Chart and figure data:
------------------------------------------------------------------------

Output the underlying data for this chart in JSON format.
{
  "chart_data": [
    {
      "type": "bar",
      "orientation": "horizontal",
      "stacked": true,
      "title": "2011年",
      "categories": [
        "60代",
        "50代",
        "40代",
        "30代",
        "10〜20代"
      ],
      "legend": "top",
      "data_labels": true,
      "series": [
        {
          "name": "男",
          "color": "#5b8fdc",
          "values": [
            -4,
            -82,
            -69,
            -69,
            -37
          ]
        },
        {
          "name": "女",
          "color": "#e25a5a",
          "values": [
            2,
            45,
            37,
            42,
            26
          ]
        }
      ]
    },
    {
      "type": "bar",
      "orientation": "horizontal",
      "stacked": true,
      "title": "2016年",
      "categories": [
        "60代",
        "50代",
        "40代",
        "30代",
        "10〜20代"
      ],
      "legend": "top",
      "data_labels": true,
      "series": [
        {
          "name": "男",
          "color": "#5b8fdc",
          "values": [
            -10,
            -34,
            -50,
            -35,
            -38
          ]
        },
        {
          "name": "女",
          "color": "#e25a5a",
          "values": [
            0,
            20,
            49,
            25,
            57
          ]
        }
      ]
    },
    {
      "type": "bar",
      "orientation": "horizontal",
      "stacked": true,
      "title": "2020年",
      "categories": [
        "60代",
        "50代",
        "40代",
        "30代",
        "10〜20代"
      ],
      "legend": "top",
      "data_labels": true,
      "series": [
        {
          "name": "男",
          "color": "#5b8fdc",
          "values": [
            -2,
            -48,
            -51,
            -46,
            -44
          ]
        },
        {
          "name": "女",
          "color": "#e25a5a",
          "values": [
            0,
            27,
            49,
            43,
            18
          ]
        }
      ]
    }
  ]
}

------------------------------------------------------------------------

Directions for this task:
Retype the material above, line by line, exactly.

Exercise answer:
Output the underlying data for this chart in JSON format.
{
  "chart_data": [
    {
      "type": "bar",
      "orientation": "horizontal",
      "stacked": true,
      "title": "2011年",
      "categories": [
        "60代",
        "50代",
        "40代",
        "30代",
        "10〜20代"
      ],
      "legend": "top",
      "data_labels": true,
      "series": [
        {
          "name": "男",
          "color": "#5b8fdc",
          "values": [
            -4,
            -82,
            -69,
            -69,
            -37
          ]
        },
        {
          "name": "女",
          "color": "#e25a5a",
          "values": [
            2,
            45,
            37,
            42,
            26
          ]
        }
      ]
    },
    {
      "type": "bar",
      "orientation": "horizontal",
      "stacked": true,
      "title": "2016年",
      "categories": [
        "60代",
        "50代",
        "40代",
        "30代",
        "10〜20代"
      ],
      "legend": "top",
      "data_labels": true,
      "series": [
        {
          "name": "男",
          "color": "#5b8fdc",
          "values": [
            -10,
            -34,
            -50,
            -35,
            -38
          ]
        },
        {
          "name": "女",
          "color": "#e25a5a",
          "values": [
            0,
            20,
            49,
            25,
            57
          ]
        }
      ]
    },
    {
      "type": "bar",
      "orientation": "horizontal",
      "stacked": true,
      "title": "2020年",
      "categories": [
        "60代",
        "50代",
        "40代",
        "30代",
        "10〜20代"
      ],
      "legend": "top",
      "data_labels": true,
      "series": [
        {
          "name": "男",
          "color": "#5b8fdc",
          "values": [
            -2,
            -48,
            -51,
            -46,
            -44
          ]
        },
        {
          "name": "女",
          "color": "#e25a5a",
          "values": [
            0,
            27,
            49,
            43,
            18
          ]
        }
      ]
    }
  ]
}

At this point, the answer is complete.